▶ PROBLEM:
How many lines in the records below hold the string "poškození"? Answer with the number alone.

▶ SUPPLIED DATA:
•••

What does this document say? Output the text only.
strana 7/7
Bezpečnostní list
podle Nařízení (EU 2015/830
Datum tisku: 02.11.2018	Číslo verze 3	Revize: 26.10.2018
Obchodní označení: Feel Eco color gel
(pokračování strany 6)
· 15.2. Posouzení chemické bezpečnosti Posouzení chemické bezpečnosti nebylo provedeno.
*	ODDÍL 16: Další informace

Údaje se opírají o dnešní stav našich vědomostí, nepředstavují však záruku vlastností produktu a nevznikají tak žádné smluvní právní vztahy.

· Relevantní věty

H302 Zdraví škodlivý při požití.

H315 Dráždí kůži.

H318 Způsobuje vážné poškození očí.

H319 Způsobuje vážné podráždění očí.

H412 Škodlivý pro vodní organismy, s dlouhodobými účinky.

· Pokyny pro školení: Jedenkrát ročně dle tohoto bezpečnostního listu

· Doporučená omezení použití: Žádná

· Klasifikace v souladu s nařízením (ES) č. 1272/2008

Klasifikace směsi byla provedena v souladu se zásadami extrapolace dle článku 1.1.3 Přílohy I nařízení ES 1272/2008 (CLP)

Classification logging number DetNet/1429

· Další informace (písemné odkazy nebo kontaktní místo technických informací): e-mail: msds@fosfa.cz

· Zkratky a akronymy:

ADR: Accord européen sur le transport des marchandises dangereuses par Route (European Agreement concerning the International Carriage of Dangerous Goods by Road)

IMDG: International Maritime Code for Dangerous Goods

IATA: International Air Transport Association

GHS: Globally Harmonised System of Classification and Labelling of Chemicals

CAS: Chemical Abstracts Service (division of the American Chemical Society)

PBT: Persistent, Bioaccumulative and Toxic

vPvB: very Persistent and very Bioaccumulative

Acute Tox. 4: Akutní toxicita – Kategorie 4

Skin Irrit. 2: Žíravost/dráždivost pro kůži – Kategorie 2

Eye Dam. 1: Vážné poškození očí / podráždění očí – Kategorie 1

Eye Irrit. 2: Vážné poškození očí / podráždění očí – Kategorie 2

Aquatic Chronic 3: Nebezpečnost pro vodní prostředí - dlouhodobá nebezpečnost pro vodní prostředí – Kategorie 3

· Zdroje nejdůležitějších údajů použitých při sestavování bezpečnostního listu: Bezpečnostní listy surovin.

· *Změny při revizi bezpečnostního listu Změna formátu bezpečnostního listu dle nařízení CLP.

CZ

•••

▶ ANSWER IN FULL:
3